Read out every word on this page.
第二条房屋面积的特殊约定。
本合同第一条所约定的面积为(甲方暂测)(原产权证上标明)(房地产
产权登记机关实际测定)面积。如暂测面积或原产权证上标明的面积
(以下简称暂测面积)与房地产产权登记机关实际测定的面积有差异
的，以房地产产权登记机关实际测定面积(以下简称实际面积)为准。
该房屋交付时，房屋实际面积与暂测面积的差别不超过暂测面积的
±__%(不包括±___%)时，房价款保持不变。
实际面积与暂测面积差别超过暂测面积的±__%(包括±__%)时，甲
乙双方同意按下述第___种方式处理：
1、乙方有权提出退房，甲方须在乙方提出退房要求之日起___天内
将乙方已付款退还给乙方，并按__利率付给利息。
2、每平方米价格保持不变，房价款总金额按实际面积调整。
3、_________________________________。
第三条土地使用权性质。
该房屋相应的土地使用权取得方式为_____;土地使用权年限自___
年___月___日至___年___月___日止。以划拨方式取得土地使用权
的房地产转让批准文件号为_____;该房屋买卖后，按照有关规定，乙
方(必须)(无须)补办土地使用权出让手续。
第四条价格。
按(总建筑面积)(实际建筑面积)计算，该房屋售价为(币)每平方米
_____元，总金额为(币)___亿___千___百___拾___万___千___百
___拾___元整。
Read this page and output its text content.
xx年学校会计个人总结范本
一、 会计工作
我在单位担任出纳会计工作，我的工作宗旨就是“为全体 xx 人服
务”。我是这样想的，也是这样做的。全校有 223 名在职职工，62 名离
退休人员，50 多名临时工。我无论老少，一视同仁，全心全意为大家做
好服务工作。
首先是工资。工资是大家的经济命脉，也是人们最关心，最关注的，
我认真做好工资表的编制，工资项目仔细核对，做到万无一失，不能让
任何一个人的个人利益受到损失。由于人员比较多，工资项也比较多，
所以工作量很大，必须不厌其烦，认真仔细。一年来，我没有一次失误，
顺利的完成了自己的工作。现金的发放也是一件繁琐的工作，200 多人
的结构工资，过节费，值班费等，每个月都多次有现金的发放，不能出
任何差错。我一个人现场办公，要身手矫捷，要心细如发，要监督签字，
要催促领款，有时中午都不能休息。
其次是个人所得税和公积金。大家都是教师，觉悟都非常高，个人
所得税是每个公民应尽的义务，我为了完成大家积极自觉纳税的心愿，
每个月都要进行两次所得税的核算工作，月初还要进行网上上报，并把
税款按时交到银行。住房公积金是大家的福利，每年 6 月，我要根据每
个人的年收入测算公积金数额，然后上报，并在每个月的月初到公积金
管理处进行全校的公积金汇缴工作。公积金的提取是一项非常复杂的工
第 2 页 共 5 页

________________

Output the complete data exactly as written.

Read out every word on this page.
第二条房屋面积的特殊约定。
本合同第一条所约定的面积为(甲方暂测)(原产权证上标明)(房地产
产权登记机关实际测定)面积。如暂测面积或原产权证上标明的面积
(以下简称暂测面积)与房地产产权登记机关实际测定的面积有差异
的，以房地产产权登记机关实际测定面积(以下简称实际面积)为准。
该房屋交付时，房屋实际面积与暂测面积的差别不超过暂测面积的
±__%(不包括±___%)时，房价款保持不变。
实际面积与暂测面积差别超过暂测面积的±__%(包括±__%)时，甲
乙双方同意按下述第___种方式处理：
1、乙方有权提出退房，甲方须在乙方提出退房要求之日起___天内
将乙方已付款退还给乙方，并按__利率付给利息。
2、每平方米价格保持不变，房价款总金额按实际面积调整。
3、_________________________________。
第三条土地使用权性质。
该房屋相应的土地使用权取得方式为_____;土地使用权年限自___
年___月___日至___年___月___日止。以划拨方式取得土地使用权
的房地产转让批准文件号为_____;该房屋买卖后，按照有关规定，乙
方(必须)(无须)补办土地使用权出让手续。
第四条价格。
按(总建筑面积)(实际建筑面积)计算，该房屋售价为(币)每平方米
_____元，总金额为(币)___亿___千___百___拾___万___千___百
___拾___元整。
Read this page and output its text content.
xx年学校会计个人总结范本
一、 会计工作
我在单位担任出纳会计工作，我的工作宗旨就是“为全体 xx 人服
务”。我是这样想的，也是这样做的。全校有 223 名在职职工，62 名离
退休人员，50 多名临时工。我无论老少，一视同仁，全心全意为大家做
好服务工作。
首先是工资。工资是大家的经济命脉，也是人们最关心，最关注的，
我认真做好工资表的编制，工资项目仔细核对，做到万无一失，不能让
任何一个人的个人利益受到损失。由于人员比较多，工资项也比较多，
所以工作量很大，必须不厌其烦，认真仔细。一年来，我没有一次失误，
顺利的完成了自己的工作。现金的发放也是一件繁琐的工作，200 多人
的结构工资，过节费，值班费等，每个月都多次有现金的发放，不能出
任何差错。我一个人现场办公，要身手矫捷，要心细如发，要监督签字，
要催促领款，有时中午都不能休息。
其次是个人所得税和公积金。大家都是教师，觉悟都非常高，个人
所得税是每个公民应尽的义务，我为了完成大家积极自觉纳税的心愿，
每个月都要进行两次所得税的核算工作，月初还要进行网上上报，并把
税款按时交到银行。住房公积金是大家的福利，每年 6 月，我要根据每
个人的年收入测算公积金数额，然后上报，并在每个月的月初到公积金
管理处进行全校的公积金汇缴工作。公积金的提取是一项非常复杂的工
第 2 页 共 5 页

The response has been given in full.